What is expected: Scan the data below for the string "ylabel". Show every line where it turns up.

Data excerpts:
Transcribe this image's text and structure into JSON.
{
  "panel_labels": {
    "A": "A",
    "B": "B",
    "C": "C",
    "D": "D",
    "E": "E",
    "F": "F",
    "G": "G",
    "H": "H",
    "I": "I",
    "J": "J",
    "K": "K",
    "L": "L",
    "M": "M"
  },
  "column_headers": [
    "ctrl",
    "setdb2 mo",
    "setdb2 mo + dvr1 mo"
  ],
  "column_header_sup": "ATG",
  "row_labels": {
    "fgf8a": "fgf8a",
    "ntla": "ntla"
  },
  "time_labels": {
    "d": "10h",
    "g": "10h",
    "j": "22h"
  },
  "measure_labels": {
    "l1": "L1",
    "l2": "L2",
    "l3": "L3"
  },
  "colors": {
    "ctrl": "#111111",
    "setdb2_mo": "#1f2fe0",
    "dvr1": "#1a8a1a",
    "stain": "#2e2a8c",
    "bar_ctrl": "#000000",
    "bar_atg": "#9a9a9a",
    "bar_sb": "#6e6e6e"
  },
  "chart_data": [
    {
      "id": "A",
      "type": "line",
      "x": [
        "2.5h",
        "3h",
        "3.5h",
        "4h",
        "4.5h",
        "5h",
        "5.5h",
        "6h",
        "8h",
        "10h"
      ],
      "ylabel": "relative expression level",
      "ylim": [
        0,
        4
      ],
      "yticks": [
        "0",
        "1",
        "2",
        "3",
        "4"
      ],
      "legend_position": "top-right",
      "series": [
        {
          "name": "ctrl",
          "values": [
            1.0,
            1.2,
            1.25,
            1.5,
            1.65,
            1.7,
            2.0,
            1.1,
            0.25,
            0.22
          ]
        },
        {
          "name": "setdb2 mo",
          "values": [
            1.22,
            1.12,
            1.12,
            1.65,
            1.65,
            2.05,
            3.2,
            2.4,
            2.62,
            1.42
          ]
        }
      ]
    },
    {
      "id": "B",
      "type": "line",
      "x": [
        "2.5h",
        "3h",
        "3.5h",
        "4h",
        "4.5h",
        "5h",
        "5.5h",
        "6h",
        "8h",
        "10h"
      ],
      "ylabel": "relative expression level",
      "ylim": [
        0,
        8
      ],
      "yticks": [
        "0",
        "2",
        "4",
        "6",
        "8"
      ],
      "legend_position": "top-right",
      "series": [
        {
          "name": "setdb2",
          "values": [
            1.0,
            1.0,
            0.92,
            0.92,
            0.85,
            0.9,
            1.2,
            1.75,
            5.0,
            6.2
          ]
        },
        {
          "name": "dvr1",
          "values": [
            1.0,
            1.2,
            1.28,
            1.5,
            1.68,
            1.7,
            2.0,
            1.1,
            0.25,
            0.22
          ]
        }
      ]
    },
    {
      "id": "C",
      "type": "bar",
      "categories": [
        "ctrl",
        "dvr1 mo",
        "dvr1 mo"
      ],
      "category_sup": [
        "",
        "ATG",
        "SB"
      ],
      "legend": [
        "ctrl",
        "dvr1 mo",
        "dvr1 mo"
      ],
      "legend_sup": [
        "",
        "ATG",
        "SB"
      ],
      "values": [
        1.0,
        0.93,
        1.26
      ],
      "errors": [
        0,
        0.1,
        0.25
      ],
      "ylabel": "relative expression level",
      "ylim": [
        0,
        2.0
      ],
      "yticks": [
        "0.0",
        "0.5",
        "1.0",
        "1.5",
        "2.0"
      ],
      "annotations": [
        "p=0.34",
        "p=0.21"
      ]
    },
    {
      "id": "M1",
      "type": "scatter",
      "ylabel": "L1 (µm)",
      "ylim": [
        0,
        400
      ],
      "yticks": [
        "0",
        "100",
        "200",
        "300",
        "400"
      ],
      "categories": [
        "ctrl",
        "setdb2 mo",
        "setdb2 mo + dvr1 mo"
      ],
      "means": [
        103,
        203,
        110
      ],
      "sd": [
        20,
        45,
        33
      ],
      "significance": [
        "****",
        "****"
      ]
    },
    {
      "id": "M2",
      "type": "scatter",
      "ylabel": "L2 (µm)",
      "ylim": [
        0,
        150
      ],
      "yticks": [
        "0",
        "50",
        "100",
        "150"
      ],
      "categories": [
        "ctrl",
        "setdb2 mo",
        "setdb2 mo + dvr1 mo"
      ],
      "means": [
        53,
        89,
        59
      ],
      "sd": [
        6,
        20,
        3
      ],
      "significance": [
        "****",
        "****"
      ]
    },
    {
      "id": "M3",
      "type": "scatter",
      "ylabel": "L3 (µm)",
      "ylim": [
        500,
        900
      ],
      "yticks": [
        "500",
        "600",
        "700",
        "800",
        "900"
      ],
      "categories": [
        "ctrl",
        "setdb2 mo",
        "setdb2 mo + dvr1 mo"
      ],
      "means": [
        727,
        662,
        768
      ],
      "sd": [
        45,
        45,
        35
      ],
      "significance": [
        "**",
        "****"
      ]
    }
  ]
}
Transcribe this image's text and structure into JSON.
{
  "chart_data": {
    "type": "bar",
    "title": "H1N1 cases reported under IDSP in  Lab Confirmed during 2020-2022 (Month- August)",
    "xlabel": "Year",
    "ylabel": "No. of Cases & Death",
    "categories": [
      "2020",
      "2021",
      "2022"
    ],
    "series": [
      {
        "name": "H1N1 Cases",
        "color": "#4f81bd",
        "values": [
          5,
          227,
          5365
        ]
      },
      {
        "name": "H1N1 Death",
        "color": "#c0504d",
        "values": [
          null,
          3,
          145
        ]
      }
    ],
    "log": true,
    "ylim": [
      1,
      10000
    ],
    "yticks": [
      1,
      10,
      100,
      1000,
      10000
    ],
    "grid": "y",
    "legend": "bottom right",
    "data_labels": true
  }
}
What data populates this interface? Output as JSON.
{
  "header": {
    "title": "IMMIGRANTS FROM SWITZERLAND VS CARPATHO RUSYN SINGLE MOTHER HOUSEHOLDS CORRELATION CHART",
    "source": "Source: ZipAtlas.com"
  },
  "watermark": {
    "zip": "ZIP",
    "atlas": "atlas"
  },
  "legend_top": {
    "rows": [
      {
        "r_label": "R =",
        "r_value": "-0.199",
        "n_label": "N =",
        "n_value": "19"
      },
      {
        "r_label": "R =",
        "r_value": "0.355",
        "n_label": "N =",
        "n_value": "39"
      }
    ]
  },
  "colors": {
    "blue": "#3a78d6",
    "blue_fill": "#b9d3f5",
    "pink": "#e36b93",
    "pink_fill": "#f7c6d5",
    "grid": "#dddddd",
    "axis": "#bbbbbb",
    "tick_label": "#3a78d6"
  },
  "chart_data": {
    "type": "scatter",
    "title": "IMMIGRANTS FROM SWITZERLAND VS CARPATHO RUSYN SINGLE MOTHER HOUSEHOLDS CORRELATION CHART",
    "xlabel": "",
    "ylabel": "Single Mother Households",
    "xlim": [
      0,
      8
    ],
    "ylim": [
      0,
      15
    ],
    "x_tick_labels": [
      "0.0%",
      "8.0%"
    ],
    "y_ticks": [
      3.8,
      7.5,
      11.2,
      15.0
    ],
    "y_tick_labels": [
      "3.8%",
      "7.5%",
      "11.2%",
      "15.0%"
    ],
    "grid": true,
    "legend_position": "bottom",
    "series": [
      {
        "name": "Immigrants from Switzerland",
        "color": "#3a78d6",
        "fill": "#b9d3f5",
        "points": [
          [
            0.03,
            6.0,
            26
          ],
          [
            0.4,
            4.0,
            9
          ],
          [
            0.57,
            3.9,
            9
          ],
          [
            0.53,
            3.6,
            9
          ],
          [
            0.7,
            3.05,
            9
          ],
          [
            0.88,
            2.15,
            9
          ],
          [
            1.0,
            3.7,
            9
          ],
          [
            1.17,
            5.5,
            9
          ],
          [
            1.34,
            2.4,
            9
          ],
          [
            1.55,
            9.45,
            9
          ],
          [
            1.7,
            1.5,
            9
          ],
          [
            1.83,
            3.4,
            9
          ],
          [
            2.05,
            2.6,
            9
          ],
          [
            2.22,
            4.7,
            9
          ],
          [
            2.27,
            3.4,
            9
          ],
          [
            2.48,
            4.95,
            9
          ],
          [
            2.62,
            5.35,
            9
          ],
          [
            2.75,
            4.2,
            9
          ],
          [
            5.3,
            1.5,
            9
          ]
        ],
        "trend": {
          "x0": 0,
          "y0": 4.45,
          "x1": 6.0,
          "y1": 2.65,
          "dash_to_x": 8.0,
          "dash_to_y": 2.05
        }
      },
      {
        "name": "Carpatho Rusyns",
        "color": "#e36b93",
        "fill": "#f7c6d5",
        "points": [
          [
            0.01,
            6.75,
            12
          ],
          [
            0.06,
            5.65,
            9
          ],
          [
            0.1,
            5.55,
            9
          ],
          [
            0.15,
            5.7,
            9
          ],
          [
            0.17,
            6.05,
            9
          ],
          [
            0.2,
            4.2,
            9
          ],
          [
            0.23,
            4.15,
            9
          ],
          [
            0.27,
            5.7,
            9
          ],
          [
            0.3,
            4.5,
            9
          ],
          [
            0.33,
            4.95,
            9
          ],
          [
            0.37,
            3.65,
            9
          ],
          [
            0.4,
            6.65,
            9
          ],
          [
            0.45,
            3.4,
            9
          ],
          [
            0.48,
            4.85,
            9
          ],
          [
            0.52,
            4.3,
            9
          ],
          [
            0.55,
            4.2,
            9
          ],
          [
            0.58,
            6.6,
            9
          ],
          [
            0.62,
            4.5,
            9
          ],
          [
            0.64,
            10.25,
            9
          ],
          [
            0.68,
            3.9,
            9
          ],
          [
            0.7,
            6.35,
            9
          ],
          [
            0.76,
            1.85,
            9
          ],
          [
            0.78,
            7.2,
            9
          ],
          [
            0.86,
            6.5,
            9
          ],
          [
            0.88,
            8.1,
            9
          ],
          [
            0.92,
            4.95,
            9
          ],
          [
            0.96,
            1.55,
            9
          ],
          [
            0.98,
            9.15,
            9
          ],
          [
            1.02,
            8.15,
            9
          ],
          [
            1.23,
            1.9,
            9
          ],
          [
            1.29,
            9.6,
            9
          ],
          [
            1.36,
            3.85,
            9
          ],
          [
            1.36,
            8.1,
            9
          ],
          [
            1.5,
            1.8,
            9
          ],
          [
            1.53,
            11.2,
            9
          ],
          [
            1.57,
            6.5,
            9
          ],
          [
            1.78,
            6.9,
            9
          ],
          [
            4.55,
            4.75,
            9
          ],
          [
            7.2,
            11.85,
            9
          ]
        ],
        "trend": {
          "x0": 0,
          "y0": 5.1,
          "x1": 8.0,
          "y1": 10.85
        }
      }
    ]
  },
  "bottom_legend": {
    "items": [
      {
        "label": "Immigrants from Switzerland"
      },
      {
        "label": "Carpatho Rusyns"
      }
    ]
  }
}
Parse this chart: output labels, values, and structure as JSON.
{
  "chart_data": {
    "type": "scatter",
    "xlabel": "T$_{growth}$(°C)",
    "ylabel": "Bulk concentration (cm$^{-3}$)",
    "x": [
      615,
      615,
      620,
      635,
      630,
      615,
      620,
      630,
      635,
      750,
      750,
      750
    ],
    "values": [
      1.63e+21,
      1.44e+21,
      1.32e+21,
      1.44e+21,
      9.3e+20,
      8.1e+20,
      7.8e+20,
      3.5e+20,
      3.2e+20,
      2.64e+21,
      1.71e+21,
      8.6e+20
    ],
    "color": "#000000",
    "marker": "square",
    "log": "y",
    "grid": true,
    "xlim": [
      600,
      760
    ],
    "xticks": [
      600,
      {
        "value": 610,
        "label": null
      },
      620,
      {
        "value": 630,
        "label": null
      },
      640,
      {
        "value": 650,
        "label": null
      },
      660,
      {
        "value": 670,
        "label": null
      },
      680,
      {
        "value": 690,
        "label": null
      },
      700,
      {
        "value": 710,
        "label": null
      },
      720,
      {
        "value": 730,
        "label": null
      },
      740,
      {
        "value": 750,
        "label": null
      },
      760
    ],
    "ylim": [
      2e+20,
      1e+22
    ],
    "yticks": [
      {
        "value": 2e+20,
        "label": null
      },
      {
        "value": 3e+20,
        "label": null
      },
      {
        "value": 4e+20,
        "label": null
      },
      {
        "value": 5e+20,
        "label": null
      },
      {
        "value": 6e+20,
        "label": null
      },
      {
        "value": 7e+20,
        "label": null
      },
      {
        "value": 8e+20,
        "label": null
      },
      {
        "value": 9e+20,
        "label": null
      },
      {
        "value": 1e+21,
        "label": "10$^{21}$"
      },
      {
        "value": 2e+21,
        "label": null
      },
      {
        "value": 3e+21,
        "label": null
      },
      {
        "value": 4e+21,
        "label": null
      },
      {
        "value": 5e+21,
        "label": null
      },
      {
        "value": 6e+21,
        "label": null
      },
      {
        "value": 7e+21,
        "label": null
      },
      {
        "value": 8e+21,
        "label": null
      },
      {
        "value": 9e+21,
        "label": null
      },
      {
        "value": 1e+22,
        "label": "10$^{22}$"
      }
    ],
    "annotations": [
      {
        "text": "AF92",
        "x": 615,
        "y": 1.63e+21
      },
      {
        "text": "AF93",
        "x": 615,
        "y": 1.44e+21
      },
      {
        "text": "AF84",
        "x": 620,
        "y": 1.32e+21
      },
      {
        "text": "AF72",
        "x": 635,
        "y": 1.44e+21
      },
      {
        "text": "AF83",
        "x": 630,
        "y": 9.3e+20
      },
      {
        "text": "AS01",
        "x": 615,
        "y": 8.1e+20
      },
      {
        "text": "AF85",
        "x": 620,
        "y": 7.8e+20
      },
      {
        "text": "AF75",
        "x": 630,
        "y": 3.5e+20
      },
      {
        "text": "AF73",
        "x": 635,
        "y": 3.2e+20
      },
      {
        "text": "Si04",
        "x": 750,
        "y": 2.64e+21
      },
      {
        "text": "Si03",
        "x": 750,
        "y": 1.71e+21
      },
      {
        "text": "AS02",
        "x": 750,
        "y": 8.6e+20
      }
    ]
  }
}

Exercise solution:
      "ylabel": "relative expression level",
      "ylabel": "relative expression level",
      "ylabel": "relative expression level",
      "ylabel": "L1 (µm)",
      "ylabel": "L2 (µm)",
      "ylabel": "L3 (µm)",
    "ylabel": "No. of Cases & Death",
    "ylabel": "Single Mother Households",
    "ylabel": "Bulk concentration (cm$^{-3}$)",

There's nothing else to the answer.